# The task:
Give an exact transcription of every line, dropping the images.

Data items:
-------------------------
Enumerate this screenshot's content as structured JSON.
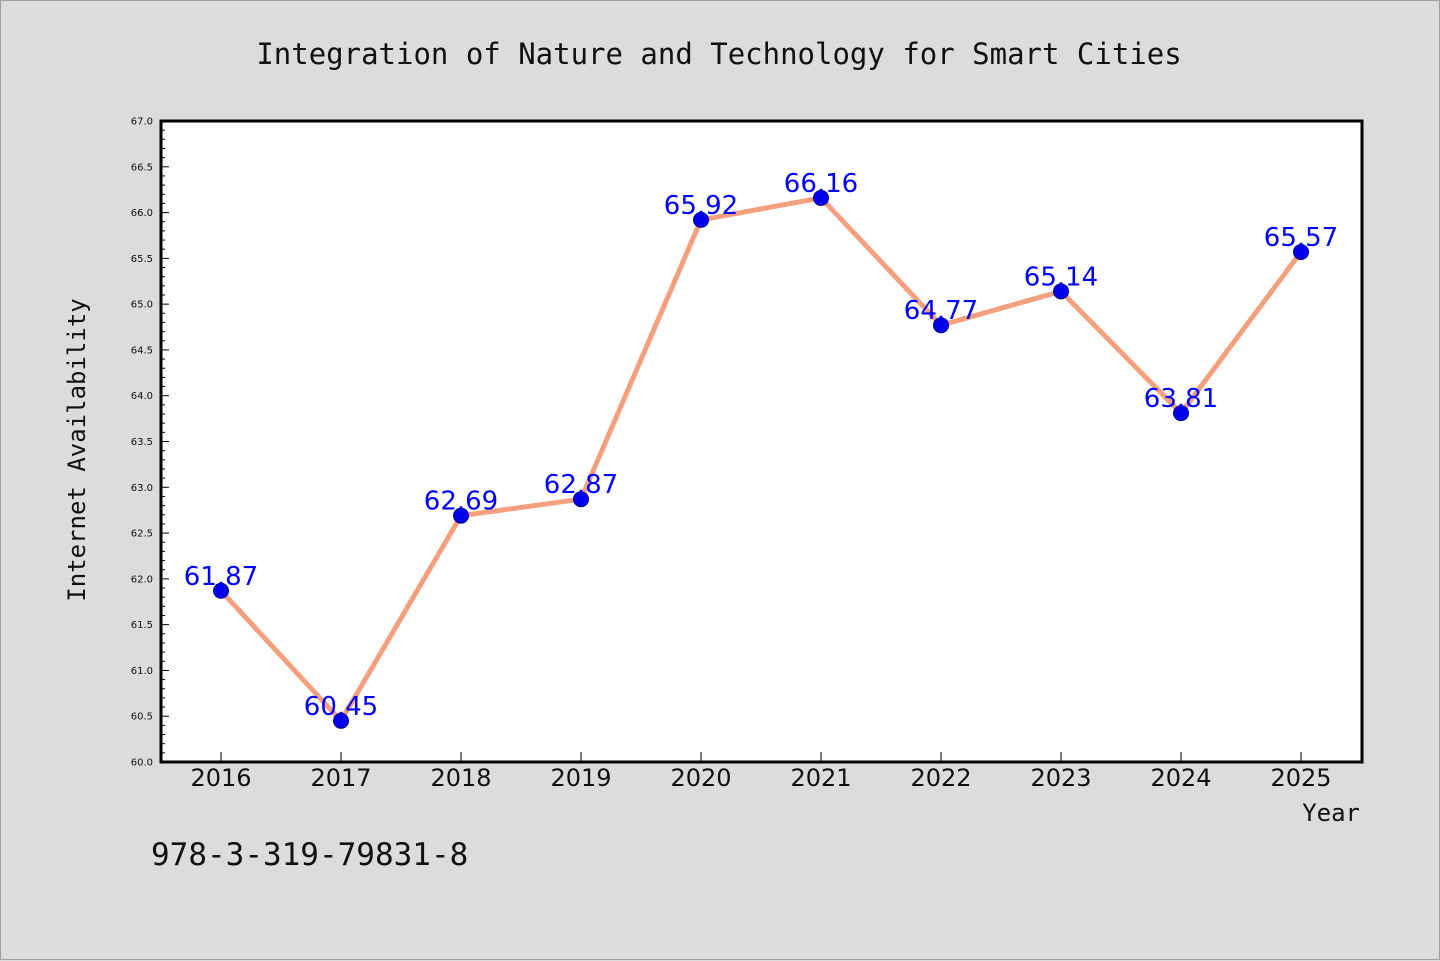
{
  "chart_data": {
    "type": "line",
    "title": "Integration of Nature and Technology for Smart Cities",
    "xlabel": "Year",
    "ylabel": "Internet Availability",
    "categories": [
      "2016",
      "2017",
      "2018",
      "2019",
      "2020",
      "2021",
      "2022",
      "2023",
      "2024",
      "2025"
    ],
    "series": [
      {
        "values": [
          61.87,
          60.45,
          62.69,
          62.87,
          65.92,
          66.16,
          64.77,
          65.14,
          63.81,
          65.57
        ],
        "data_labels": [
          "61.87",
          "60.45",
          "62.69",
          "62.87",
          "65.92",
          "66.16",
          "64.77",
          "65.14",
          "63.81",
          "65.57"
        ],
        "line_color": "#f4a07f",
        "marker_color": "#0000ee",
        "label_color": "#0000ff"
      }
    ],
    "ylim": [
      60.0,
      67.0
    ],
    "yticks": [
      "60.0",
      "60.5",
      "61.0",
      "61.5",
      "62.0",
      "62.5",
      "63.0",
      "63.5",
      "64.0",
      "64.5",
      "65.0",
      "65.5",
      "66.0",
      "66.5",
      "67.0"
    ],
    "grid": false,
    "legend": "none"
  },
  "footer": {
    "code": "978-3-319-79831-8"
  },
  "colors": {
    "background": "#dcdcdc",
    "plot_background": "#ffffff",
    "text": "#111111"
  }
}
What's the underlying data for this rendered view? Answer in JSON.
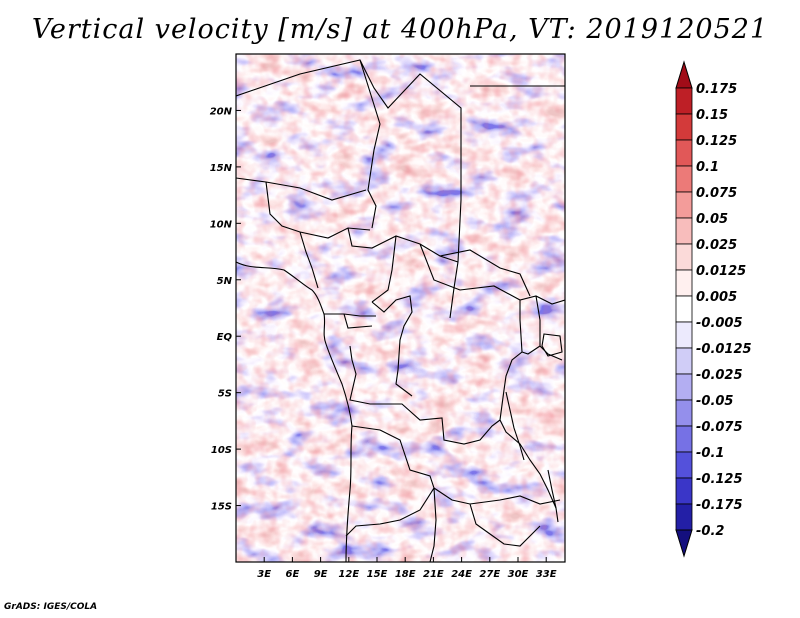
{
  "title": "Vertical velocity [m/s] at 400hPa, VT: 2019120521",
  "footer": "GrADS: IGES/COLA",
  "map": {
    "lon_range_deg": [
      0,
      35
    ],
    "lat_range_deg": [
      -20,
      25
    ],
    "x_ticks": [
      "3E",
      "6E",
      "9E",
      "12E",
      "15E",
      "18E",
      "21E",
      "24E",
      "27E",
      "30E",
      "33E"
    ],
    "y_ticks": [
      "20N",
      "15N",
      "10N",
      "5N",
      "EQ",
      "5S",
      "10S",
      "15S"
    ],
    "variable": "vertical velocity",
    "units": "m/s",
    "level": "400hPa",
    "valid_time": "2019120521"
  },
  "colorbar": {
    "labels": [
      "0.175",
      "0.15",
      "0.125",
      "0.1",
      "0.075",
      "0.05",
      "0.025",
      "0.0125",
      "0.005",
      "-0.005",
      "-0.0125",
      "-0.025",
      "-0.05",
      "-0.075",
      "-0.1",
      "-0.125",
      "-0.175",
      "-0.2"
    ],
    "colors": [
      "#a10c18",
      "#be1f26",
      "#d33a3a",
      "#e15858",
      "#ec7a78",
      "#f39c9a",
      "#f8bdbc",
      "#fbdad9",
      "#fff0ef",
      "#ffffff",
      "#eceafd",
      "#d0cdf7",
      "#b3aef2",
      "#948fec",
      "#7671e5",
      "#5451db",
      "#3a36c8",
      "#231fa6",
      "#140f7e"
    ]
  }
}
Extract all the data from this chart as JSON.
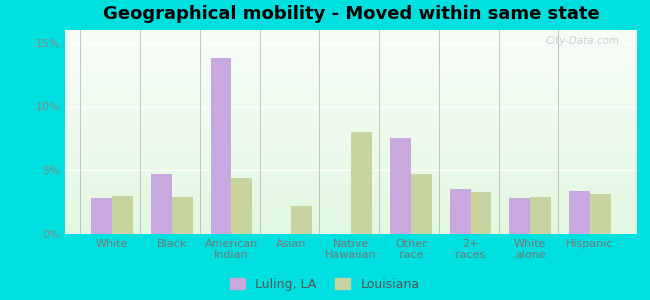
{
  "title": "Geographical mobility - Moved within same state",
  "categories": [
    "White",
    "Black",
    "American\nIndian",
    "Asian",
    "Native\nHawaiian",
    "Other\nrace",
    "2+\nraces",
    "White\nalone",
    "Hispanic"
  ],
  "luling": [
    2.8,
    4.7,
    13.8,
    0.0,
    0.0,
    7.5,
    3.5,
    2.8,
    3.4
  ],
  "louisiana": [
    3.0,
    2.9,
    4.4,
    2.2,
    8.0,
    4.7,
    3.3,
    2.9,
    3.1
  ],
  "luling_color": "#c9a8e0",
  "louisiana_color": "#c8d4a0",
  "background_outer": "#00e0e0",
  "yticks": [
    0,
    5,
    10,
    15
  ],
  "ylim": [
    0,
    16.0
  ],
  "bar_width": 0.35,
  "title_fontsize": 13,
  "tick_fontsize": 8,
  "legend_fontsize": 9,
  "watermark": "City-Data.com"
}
-------------------------
# Solution below:
Enumerate this screenshot's content as structured JSON.
{
  "chart_data": {
    "type": "line",
    "title": "Integration of Nature and Technology for Smart Cities",
    "xlabel": "Year",
    "ylabel": "Internet Availability",
    "categories": [
      "2016",
      "2017",
      "2018",
      "2019",
      "2020",
      "2021",
      "2022",
      "2023",
      "2024",
      "2025"
    ],
    "series": [
      {
        "values": [
          61.87,
          60.45,
          62.69,
          62.87,
          65.92,
          66.16,
          64.77,
          65.14,
          63.81,
          65.57
        ],
        "data_labels": [
          "61.87",
          "60.45",
          "62.69",
          "62.87",
          "65.92",
          "66.16",
          "64.77",
          "65.14",
          "63.81",
          "65.57"
        ],
        "line_color": "#f4a07f",
        "marker_color": "#0000ee",
        "label_color": "#0000ff"
      }
    ],
    "ylim": [
      60.0,
      67.0
    ],
    "yticks": [
      "60.0",
      "60.5",
      "61.0",
      "61.5",
      "62.0",
      "62.5",
      "63.0",
      "63.5",
      "64.0",
      "64.5",
      "65.0",
      "65.5",
      "66.0",
      "66.5",
      "67.0"
    ],
    "grid": false,
    "legend": "none"
  },
  "footer": {
    "code": "978-3-319-79831-8"
  },
  "colors": {
    "background": "#dcdcdc",
    "plot_background": "#ffffff",
    "text": "#111111"
  }
}
What's the underlying data for this rendered view? Answer in JSON.
{
  "title": "Vertical velocity [m/s] at 400hPa, VT: 2019120521",
  "footer": "GrADS: IGES/COLA",
  "map": {
    "lon_range_deg": [
      0,
      35
    ],
    "lat_range_deg": [
      -20,
      25
    ],
    "x_ticks": [
      "3E",
      "6E",
      "9E",
      "12E",
      "15E",
      "18E",
      "21E",
      "24E",
      "27E",
      "30E",
      "33E"
    ],
    "y_ticks": [
      "20N",
      "15N",
      "10N",
      "5N",
      "EQ",
      "5S",
      "10S",
      "15S"
    ],
    "variable": "vertical velocity",
    "units": "m/s",
    "level": "400hPa",
    "valid_time": "2019120521"
  },
  "colorbar": {
    "labels": [
      "0.175",
      "0.15",
      "0.125",
      "0.1",
      "0.075",
      "0.05",
      "0.025",
      "0.0125",
      "0.005",
      "-0.005",
      "-0.0125",
      "-0.025",
      "-0.05",
      "-0.075",
      "-0.1",
      "-0.125",
      "-0.175",
      "-0.2"
    ],
    "colors": [
      "#a10c18",
      "#be1f26",
      "#d33a3a",
      "#e15858",
      "#ec7a78",
      "#f39c9a",
      "#f8bdbc",
      "#fbdad9",
      "#fff0ef",
      "#ffffff",
      "#eceafd",
      "#d0cdf7",
      "#b3aef2",
      "#948fec",
      "#7671e5",
      "#5451db",
      "#3a36c8",
      "#231fa6",
      "#140f7e"
    ]
  }
}
Extract all the data from this chart as JSON.
{
  "title": "Geographical mobility - Moved within same state",
  "categories": [
    "White",
    "Black",
    "American\nIndian",
    "Asian",
    "Native\nHawaiian",
    "Other\nrace",
    "2+\nraces",
    "White\nalone",
    "Hispanic"
  ],
  "luling": [
    2.8,
    4.7,
    13.8,
    0.0,
    0.0,
    7.5,
    3.5,
    2.8,
    3.4
  ],
  "louisiana": [
    3.0,
    2.9,
    4.4,
    2.2,
    8.0,
    4.7,
    3.3,
    2.9,
    3.1
  ],
  "luling_color": "#c9a8e0",
  "louisiana_color": "#c8d4a0",
  "background_outer": "#00e0e0",
  "yticks": [
    0,
    5,
    10,
    15
  ],
  "ylim": [
    0,
    16.0
  ],
  "bar_width": 0.35,
  "title_fontsize": 13,
  "tick_fontsize": 8,
  "legend_fontsize": 9,
  "watermark": "City-Data.com"
}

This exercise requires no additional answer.